------ Entries provided ------

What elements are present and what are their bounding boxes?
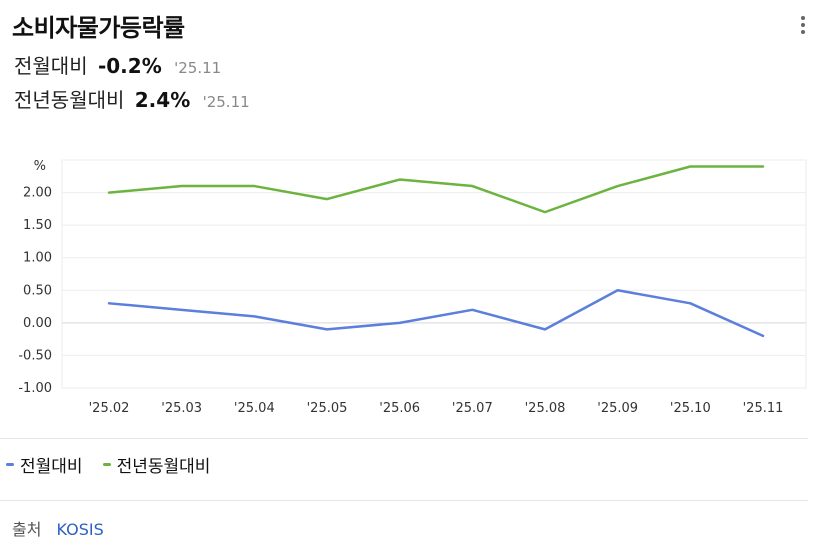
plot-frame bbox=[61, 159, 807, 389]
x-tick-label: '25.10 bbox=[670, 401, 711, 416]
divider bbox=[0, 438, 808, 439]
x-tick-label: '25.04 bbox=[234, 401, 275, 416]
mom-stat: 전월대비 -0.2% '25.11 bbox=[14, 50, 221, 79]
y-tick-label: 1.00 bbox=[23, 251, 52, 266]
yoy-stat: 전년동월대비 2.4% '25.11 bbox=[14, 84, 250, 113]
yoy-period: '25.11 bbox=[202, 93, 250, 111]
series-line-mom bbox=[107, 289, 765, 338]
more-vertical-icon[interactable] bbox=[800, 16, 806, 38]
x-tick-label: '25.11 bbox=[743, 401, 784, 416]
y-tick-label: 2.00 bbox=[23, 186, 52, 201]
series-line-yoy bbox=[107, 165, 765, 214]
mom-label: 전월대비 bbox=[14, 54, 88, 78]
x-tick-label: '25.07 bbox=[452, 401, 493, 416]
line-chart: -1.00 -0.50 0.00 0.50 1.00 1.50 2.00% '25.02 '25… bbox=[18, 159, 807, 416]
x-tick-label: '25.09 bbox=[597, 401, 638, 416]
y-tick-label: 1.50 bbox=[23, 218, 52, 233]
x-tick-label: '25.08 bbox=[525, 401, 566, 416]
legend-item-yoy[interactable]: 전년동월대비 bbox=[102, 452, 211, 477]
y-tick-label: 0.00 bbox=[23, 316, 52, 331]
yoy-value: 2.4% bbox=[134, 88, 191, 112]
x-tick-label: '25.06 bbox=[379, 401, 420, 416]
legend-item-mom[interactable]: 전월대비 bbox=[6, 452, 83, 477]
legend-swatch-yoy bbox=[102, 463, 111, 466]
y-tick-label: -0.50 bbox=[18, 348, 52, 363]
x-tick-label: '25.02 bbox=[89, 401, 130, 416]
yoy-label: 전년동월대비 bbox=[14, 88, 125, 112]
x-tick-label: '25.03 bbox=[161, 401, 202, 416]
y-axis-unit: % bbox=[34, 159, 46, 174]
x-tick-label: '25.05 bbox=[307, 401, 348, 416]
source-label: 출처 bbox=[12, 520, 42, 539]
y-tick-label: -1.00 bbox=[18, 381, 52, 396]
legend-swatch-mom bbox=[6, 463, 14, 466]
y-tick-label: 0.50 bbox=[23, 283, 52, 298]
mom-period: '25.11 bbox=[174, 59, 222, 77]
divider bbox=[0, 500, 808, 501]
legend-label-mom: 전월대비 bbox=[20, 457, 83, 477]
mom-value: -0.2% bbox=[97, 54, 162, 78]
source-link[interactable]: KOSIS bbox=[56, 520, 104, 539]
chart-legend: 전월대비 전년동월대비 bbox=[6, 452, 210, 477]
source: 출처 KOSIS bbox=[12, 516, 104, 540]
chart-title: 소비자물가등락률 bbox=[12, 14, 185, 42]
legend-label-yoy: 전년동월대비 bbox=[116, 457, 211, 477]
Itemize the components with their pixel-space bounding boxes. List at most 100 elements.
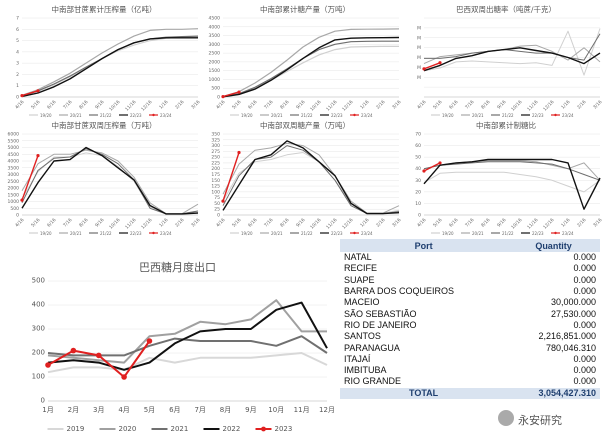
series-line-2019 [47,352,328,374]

------

Given problem -> Rename "x-tick-label" to "x-axis-label" everywhere in the material above and write the material out again otherwise unchanged. Omit the pictures.

The output ->
What elements are present and what are their bounding boxes?
plot-frame bbox=[61, 159, 807, 389]
x-axis-label: '25.10 bbox=[670, 401, 711, 416]
divider bbox=[0, 438, 808, 439]
x-axis-label: '25.04 bbox=[234, 401, 275, 416]
mom-stat: 전월대비 -0.2% '25.11 bbox=[14, 50, 221, 79]
y-tick-label: 1.00 bbox=[23, 251, 52, 266]
yoy-stat: 전년동월대비 2.4% '25.11 bbox=[14, 84, 250, 113]
yoy-period: '25.11 bbox=[202, 93, 250, 111]
series-line-mom bbox=[107, 289, 765, 338]
more-vertical-icon[interactable] bbox=[800, 16, 806, 38]
x-axis-label: '25.11 bbox=[743, 401, 784, 416]
y-tick-label: 2.00 bbox=[23, 186, 52, 201]
series-line-yoy bbox=[107, 165, 765, 214]
mom-label: 전월대비 bbox=[14, 54, 88, 78]
x-axis-label: '25.07 bbox=[452, 401, 493, 416]
line-chart: -1.00 -0.50 0.00 0.50 1.00 1.50 2.00% '25.02 '25… bbox=[18, 159, 807, 416]
x-axis-label: '25.09 bbox=[597, 401, 638, 416]
y-tick-label: 1.50 bbox=[23, 218, 52, 233]
x-axis-label: '25.08 bbox=[525, 401, 566, 416]
legend-item-yoy[interactable]: 전년동월대비 bbox=[102, 452, 211, 477]
y-tick-label: 0.00 bbox=[23, 316, 52, 331]
yoy-value: 2.4% bbox=[134, 88, 191, 112]
x-axis-label: '25.06 bbox=[379, 401, 420, 416]
legend-item-mom[interactable]: 전월대비 bbox=[6, 452, 83, 477]
legend-swatch-yoy bbox=[102, 463, 111, 466]
y-tick-label: -0.50 bbox=[18, 348, 52, 363]
x-axis-label: '25.02 bbox=[89, 401, 130, 416]
yoy-label: 전년동월대비 bbox=[14, 88, 125, 112]
x-axis-label: '25.03 bbox=[161, 401, 202, 416]
y-axis-unit: % bbox=[34, 159, 46, 174]
x-axis-label: '25.05 bbox=[307, 401, 348, 416]
source-label: 출처 bbox=[12, 520, 42, 539]
y-tick-label: -1.00 bbox=[18, 381, 52, 396]
legend-swatch-mom bbox=[6, 463, 14, 466]
y-tick-label: 0.50 bbox=[23, 283, 52, 298]
mom-period: '25.11 bbox=[174, 59, 222, 77]
divider bbox=[0, 500, 808, 501]
legend-label-mom: 전월대비 bbox=[20, 457, 83, 477]
mom-value: -0.2% bbox=[97, 54, 162, 78]
source-link[interactable]: KOSIS bbox=[56, 520, 104, 539]
chart-legend: 전월대비 전년동월대비 bbox=[6, 452, 210, 477]
source: 출처 KOSIS bbox=[12, 516, 104, 540]
chart-title: 소비자물가등락률 bbox=[12, 14, 185, 42]
legend-label-yoy: 전년동월대비 bbox=[116, 457, 211, 477]
Itemize the components with their pixel-space bounding boxes. List at most 100 elements.
series-line-2019 [47,352,328,374]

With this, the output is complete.